_SET TASK_
A verbatim copy of the records is required, with all pictures left out.

_SOURCE RECORDS_
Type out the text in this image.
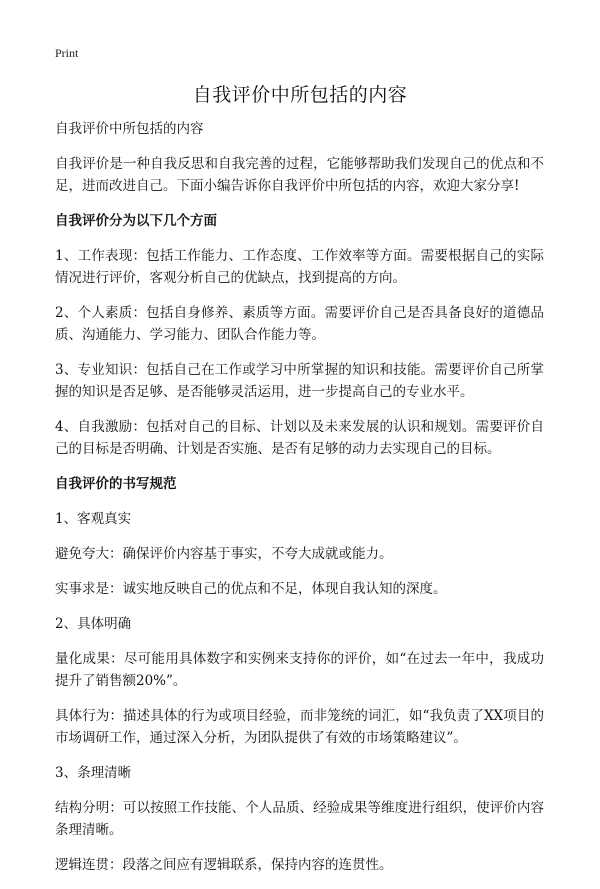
Print
自我评价中所包括的内容

自我评价中所包括的内容

自我评价是一种自我反思和自我完善的过程，它能够帮助我们发现自己的优点和不足，进而改进自己。下面小编告诉你自我评价中所包括的内容，欢迎大家分享!

自我评价分为以下几个方面

1、工作表现：包括工作能力、工作态度、工作效率等方面。需要根据自己的实际情况进行评价，客观分析自己的优缺点，找到提高的方向。

2、个人素质：包括自身修养、素质等方面。需要评价自己是否具备良好的道德品质、沟通能力、学习能力、团队合作能力等。

3、专业知识：包括自己在工作或学习中所掌握的知识和技能。需要评价自己所掌握的知识是否足够、是否能够灵活运用，进一步提高自己的专业水平。

4、自我激励：包括对自己的目标、计划以及未来发展的认识和规划。需要评价自己的目标是否明确、计划是否实施、是否有足够的动力去实现自己的目标。

自我评价的书写规范

1、客观真实

避免夸大：确保评价内容基于事实，不夸大成就或能力。

实事求是：诚实地反映自己的优点和不足，体现自我认知的深度。

2、具体明确

量化成果：尽可能用具体数字和实例来支持你的评价，如“在过去一年中，我成功提升了销售额20%”。

具体行为：描述具体的行为或项目经验，而非笼统的词汇，如“我负责了XX项目的市场调研工作，通过深入分析，为团队提供了有效的市场策略建议”。

3、条理清晰

结构分明：可以按照工作技能、个人品质、经验成果等维度进行组织，使评价内容条理清晰。

逻辑连贯：段落之间应有逻辑联系，保持内容的连贯性。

_RESULT_
Type out the text in this image.
Print
自我评价中所包括的内容

自我评价中所包括的内容

自我评价是一种自我反思和自我完善的过程，它能够帮助我们发现自己的优点和不足，进而改进自己。下面小编告诉你自我评价中所包括的内容，欢迎大家分享!

自我评价分为以下几个方面

1、工作表现：包括工作能力、工作态度、工作效率等方面。需要根据自己的实际情况进行评价，客观分析自己的优缺点，找到提高的方向。

2、个人素质：包括自身修养、素质等方面。需要评价自己是否具备良好的道德品质、沟通能力、学习能力、团队合作能力等。

3、专业知识：包括自己在工作或学习中所掌握的知识和技能。需要评价自己所掌握的知识是否足够、是否能够灵活运用，进一步提高自己的专业水平。

4、自我激励：包括对自己的目标、计划以及未来发展的认识和规划。需要评价自己的目标是否明确、计划是否实施、是否有足够的动力去实现自己的目标。

自我评价的书写规范

1、客观真实

避免夸大：确保评价内容基于事实，不夸大成就或能力。

实事求是：诚实地反映自己的优点和不足，体现自我认知的深度。

2、具体明确

量化成果：尽可能用具体数字和实例来支持你的评价，如“在过去一年中，我成功提升了销售额20%”。

具体行为：描述具体的行为或项目经验，而非笼统的词汇，如“我负责了XX项目的市场调研工作，通过深入分析，为团队提供了有效的市场策略建议”。

3、条理清晰

结构分明：可以按照工作技能、个人品质、经验成果等维度进行组织，使评价内容条理清晰。

逻辑连贯：段落之间应有逻辑联系，保持内容的连贯性。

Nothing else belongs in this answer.